▶ **REQUIREMENTS**: Your task is to extract the lines from the one holding "Output the underlying" through the end of the material. Set them down exactly and add nothing.

===============

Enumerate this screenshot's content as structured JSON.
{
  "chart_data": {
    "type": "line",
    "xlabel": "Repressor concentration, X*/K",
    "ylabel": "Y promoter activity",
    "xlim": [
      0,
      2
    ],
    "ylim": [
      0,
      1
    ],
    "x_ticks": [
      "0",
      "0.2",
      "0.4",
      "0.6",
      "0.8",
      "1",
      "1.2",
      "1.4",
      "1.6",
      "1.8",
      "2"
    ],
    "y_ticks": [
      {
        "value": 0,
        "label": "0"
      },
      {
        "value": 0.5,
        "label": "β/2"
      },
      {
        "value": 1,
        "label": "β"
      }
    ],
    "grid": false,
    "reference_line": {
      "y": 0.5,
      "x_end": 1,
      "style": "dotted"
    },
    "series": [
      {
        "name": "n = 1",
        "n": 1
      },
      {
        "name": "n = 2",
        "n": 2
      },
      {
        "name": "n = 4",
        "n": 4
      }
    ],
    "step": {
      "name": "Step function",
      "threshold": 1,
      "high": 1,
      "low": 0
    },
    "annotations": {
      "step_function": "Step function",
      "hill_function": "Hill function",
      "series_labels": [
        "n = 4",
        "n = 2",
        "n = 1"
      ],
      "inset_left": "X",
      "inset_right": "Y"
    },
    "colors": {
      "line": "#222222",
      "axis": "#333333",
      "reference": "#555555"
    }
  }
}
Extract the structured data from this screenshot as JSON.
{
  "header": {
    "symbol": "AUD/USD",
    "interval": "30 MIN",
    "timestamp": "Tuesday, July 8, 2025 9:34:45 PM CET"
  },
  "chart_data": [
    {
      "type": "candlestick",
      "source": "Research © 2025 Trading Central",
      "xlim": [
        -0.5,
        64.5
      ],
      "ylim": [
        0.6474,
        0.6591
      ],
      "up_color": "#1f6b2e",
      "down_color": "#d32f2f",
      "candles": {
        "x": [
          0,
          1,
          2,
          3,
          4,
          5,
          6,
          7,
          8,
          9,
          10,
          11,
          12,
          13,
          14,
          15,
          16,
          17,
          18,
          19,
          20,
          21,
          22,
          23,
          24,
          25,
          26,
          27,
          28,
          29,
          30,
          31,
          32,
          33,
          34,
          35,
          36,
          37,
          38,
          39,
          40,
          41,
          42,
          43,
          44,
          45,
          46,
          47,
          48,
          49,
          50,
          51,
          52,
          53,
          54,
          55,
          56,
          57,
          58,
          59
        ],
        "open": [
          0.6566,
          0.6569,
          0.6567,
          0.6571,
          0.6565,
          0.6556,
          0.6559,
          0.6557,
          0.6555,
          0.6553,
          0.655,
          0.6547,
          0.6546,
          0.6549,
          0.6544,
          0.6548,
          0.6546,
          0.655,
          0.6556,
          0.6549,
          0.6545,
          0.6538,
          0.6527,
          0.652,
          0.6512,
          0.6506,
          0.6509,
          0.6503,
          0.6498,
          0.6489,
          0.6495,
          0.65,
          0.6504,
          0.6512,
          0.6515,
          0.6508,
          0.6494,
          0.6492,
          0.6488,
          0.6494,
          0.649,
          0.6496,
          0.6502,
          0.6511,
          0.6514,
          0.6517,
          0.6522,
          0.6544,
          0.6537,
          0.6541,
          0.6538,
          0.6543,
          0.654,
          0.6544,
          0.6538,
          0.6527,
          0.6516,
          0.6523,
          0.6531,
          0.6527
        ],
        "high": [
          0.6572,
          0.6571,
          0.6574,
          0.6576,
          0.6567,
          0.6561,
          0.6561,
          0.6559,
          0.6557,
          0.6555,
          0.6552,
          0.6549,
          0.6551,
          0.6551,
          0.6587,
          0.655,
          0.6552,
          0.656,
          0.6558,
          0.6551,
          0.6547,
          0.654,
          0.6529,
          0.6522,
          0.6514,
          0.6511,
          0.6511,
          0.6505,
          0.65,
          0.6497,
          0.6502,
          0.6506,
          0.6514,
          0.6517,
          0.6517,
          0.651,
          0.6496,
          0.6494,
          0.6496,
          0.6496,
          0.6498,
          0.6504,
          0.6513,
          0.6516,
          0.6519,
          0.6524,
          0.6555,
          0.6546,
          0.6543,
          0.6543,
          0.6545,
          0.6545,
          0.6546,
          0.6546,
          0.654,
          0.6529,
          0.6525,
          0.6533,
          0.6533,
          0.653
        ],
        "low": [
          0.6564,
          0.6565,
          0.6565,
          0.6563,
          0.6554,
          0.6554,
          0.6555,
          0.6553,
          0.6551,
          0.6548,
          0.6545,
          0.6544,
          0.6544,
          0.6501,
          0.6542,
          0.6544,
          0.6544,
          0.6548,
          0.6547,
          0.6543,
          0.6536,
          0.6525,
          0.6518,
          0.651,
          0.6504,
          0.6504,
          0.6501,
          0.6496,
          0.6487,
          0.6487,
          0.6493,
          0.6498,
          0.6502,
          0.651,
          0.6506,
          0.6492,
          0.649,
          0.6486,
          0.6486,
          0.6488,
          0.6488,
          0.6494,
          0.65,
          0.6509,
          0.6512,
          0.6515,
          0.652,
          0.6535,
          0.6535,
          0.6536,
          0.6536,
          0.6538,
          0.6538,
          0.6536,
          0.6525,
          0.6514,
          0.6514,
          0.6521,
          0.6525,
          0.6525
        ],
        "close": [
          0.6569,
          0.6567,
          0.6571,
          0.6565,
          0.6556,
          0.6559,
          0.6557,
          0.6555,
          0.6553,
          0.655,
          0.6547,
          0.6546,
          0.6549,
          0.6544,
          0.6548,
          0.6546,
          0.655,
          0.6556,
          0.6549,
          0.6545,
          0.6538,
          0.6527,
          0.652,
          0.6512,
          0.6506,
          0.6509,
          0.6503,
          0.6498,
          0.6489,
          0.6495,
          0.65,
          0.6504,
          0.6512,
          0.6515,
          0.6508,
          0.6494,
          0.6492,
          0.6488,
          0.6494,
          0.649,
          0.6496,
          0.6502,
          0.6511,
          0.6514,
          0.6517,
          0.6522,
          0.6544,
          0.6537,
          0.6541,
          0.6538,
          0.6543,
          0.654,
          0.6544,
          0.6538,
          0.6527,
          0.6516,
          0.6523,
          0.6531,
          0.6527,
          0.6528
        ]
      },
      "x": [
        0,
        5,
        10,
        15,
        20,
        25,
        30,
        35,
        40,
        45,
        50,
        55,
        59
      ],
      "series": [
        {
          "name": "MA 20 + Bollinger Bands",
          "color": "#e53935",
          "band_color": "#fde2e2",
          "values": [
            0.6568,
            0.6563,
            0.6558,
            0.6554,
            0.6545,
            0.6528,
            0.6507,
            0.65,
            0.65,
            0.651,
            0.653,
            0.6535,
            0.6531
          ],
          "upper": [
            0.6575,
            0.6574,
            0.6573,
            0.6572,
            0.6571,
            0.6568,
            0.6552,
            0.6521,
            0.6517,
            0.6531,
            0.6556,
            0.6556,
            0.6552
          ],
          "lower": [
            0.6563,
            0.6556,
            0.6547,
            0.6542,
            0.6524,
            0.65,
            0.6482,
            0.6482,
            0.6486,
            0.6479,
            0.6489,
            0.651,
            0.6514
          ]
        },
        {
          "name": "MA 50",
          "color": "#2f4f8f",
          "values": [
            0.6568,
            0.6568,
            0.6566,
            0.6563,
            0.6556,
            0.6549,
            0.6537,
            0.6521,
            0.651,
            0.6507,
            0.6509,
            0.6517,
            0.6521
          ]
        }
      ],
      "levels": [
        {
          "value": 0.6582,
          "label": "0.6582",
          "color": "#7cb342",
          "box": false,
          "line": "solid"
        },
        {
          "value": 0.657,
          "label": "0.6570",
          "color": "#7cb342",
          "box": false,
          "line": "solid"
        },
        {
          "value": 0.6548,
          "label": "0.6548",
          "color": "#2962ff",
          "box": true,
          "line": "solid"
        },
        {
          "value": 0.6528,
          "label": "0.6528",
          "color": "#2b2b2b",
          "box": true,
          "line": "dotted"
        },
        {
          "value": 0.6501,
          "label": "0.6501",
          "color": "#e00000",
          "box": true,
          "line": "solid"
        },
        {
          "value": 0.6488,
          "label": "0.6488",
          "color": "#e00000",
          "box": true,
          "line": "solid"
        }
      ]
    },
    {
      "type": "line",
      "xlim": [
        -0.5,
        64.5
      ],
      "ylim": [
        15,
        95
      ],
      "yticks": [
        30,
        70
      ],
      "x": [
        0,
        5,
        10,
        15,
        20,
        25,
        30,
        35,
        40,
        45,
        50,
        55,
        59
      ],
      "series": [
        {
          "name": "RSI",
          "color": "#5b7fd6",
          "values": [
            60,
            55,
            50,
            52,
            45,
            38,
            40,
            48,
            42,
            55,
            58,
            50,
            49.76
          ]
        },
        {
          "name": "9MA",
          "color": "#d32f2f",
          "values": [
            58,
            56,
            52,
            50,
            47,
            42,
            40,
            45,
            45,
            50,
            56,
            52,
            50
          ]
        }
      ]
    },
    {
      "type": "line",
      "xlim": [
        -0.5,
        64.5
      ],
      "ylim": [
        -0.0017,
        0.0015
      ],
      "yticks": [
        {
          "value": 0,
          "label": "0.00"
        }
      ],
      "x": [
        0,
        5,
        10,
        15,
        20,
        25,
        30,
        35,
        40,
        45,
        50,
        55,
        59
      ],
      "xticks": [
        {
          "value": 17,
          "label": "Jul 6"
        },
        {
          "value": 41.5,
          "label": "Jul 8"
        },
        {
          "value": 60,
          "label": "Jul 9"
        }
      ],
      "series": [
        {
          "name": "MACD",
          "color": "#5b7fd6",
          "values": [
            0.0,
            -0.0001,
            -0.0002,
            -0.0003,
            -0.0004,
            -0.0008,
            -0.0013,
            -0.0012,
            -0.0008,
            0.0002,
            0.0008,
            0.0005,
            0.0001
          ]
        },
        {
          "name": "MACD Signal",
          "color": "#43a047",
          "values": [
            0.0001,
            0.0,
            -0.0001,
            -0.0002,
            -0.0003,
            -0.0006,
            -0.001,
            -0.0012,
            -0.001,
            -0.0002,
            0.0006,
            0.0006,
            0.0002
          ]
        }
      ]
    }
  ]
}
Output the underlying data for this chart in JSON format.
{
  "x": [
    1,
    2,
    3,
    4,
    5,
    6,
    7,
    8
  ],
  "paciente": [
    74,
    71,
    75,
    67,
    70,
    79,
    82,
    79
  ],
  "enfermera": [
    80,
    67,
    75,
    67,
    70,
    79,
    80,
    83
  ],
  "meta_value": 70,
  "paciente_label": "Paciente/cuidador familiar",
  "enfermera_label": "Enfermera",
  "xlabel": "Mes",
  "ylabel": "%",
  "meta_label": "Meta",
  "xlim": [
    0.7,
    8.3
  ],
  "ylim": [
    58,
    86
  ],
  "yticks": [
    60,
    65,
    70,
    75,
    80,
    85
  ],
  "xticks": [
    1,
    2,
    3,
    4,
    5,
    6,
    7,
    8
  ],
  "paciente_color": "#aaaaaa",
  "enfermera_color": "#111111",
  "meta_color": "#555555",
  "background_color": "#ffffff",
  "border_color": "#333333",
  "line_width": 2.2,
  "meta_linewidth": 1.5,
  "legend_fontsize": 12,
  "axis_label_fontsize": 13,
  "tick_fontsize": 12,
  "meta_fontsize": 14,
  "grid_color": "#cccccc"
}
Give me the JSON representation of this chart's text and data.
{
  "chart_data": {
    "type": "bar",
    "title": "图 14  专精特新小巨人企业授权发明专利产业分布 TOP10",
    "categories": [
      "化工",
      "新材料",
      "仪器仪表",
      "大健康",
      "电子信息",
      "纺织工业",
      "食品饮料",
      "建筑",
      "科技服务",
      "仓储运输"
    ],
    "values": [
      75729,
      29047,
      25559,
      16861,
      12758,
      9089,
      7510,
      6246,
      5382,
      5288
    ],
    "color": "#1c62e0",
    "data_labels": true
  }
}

===============

▶ **OUTPUT OF THE EXERCISE**:
Output the underlying data for this chart in JSON format.
{
  "x": [
    1,
    2,
    3,
    4,
    5,
    6,
    7,
    8
  ],
  "paciente": [
    74,
    71,
    75,
    67,
    70,
    79,
    82,
    79
  ],
  "enfermera": [
    80,
    67,
    75,
    67,
    70,
    79,
    80,
    83
  ],
  "meta_value": 70,
  "paciente_label": "Paciente/cuidador familiar",
  "enfermera_label": "Enfermera",
  "xlabel": "Mes",
  "ylabel": "%",
  "meta_label": "Meta",
  "xlim": [
    0.7,
    8.3
  ],
  "ylim": [
    58,
    86
  ],
  "yticks": [
    60,
    65,
    70,
    75,
    80,
    85
  ],
  "xticks": [
    1,
    2,
    3,
    4,
    5,
    6,
    7,
    8
  ],
  "paciente_color": "#aaaaaa",
  "enfermera_color": "#111111",
  "meta_color": "#555555",
  "background_color": "#ffffff",
  "border_color": "#333333",
  "line_width": 2.2,
  "meta_linewidth": 1.5,
  "legend_fontsize": 12,
  "axis_label_fontsize": 13,
  "tick_fontsize": 12,
  "meta_fontsize": 14,
  "grid_color": "#cccccc"
}
Give me the JSON representation of this chart's text and data.
{
  "chart_data": {
    "type": "bar",
    "title": "图 14  专精特新小巨人企业授权发明专利产业分布 TOP10",
    "categories": [
      "化工",
      "新材料",
      "仪器仪表",
      "大健康",
      "电子信息",
      "纺织工业",
      "食品饮料",
      "建筑",
      "科技服务",
      "仓储运输"
    ],
    "values": [
      75729,
      29047,
      25559,
      16861,
      12758,
      9089,
      7510,
      6246,
      5382,
      5288
    ],
    "color": "#1c62e0",
    "data_labels": true
  }
}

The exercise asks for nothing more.